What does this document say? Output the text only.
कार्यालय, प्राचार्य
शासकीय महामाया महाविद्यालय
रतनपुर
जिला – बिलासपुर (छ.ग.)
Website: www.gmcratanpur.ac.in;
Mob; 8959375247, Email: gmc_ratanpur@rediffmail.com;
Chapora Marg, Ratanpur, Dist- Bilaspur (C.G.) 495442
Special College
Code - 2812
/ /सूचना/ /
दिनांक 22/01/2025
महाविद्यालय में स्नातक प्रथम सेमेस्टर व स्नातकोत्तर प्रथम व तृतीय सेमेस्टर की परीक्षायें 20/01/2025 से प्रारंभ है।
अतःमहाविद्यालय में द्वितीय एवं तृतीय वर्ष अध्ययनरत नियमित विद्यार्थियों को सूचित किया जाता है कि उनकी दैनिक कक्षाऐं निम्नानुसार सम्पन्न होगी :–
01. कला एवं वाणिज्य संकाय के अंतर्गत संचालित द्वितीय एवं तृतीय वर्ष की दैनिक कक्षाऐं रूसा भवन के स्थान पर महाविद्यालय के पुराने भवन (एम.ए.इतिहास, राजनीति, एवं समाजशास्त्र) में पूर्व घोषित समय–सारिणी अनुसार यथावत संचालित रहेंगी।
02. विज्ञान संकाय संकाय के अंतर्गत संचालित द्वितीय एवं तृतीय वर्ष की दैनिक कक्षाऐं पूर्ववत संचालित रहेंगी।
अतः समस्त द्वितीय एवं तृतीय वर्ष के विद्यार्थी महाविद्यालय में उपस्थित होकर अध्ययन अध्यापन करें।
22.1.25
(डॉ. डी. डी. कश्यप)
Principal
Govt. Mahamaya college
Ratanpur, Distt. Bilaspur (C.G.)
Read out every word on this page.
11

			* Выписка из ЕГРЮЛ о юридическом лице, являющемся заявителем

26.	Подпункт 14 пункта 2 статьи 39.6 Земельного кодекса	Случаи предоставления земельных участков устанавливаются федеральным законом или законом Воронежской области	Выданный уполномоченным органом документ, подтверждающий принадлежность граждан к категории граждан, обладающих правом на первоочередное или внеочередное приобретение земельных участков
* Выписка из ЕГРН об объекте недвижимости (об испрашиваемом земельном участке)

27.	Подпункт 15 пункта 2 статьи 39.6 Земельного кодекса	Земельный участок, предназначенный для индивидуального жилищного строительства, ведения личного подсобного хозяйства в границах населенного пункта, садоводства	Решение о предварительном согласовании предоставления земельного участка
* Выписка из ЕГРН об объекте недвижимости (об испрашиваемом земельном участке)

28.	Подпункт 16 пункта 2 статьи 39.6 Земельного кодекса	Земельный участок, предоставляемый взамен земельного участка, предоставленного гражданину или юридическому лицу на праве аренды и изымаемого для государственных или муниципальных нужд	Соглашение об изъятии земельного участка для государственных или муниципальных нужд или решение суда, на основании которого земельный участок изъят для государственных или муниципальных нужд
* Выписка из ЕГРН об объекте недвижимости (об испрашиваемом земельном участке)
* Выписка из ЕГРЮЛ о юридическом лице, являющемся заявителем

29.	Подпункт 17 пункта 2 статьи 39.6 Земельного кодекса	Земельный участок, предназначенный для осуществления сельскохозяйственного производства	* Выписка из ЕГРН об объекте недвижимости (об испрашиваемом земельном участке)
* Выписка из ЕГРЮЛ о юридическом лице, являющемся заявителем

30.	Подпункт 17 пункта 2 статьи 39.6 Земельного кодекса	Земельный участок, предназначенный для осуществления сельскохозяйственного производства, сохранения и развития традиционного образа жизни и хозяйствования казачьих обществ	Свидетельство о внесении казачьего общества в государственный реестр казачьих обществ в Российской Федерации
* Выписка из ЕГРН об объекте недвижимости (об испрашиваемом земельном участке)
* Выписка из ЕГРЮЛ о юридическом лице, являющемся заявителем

What is expected -
Copy all the records above exactly, missing none.

Exercise output -
What does this document say? Output the text only.
कार्यालय, प्राचार्य
शासकीय महामाया महाविद्यालय
रतनपुर
जिला – बिलासपुर (छ.ग.)
Website: www.gmcratanpur.ac.in;
Mob; 8959375247, Email: gmc_ratanpur@rediffmail.com;
Chapora Marg, Ratanpur, Dist- Bilaspur (C.G.) 495442
Special College
Code - 2812
/ /सूचना/ /
दिनांक 22/01/2025
महाविद्यालय में स्नातक प्रथम सेमेस्टर व स्नातकोत्तर प्रथम व तृतीय सेमेस्टर की परीक्षायें 20/01/2025 से प्रारंभ है।
अतःमहाविद्यालय में द्वितीय एवं तृतीय वर्ष अध्ययनरत नियमित विद्यार्थियों को सूचित किया जाता है कि उनकी दैनिक कक्षाऐं निम्नानुसार सम्पन्न होगी :–
01. कला एवं वाणिज्य संकाय के अंतर्गत संचालित द्वितीय एवं तृतीय वर्ष की दैनिक कक्षाऐं रूसा भवन के स्थान पर महाविद्यालय के पुराने भवन (एम.ए.इतिहास, राजनीति, एवं समाजशास्त्र) में पूर्व घोषित समय–सारिणी अनुसार यथावत संचालित रहेंगी।
02. विज्ञान संकाय संकाय के अंतर्गत संचालित द्वितीय एवं तृतीय वर्ष की दैनिक कक्षाऐं पूर्ववत संचालित रहेंगी।
अतः समस्त द्वितीय एवं तृतीय वर्ष के विद्यार्थी महाविद्यालय में उपस्थित होकर अध्ययन अध्यापन करें।
22.1.25
(डॉ. डी. डी. कश्यप)
Principal
Govt. Mahamaya college
Ratanpur, Distt. Bilaspur (C.G.)
Read out every word on this page.
11

			* Выписка из ЕГРЮЛ о юридическом лице, являющемся заявителем

26.	Подпункт 14 пункта 2 статьи 39.6 Земельного кодекса	Случаи предоставления земельных участков устанавливаются федеральным законом или законом Воронежской области	Выданный уполномоченным органом документ, подтверждающий принадлежность граждан к категории граждан, обладающих правом на первоочередное или внеочередное приобретение земельных участков
* Выписка из ЕГРН об объекте недвижимости (об испрашиваемом земельном участке)

27.	Подпункт 15 пункта 2 статьи 39.6 Земельного кодекса	Земельный участок, предназначенный для индивидуального жилищного строительства, ведения личного подсобного хозяйства в границах населенного пункта, садоводства	Решение о предварительном согласовании предоставления земельного участка
* Выписка из ЕГРН об объекте недвижимости (об испрашиваемом земельном участке)

28.	Подпункт 16 пункта 2 статьи 39.6 Земельного кодекса	Земельный участок, предоставляемый взамен земельного участка, предоставленного гражданину или юридическому лицу на праве аренды и изымаемого для государственных или муниципальных нужд	Соглашение об изъятии земельного участка для государственных или муниципальных нужд или решение суда, на основании которого земельный участок изъят для государственных или муниципальных нужд
* Выписка из ЕГРН об объекте недвижимости (об испрашиваемом земельном участке)
* Выписка из ЕГРЮЛ о юридическом лице, являющемся заявителем

29.	Подпункт 17 пункта 2 статьи 39.6 Земельного кодекса	Земельный участок, предназначенный для осуществления сельскохозяйственного производства	* Выписка из ЕГРН об объекте недвижимости (об испрашиваемом земельном участке)
* Выписка из ЕГРЮЛ о юридическом лице, являющемся заявителем

30.	Подпункт 17 пункта 2 статьи 39.6 Земельного кодекса	Земельный участок, предназначенный для осуществления сельскохозяйственного производства, сохранения и развития традиционного образа жизни и хозяйствования казачьих обществ	Свидетельство о внесении казачьего общества в государственный реестр казачьих обществ в Российской Федерации
* Выписка из ЕГРН об объекте недвижимости (об испрашиваемом земельном участке)
* Выписка из ЕГРЮЛ о юридическом лице, являющемся заявителем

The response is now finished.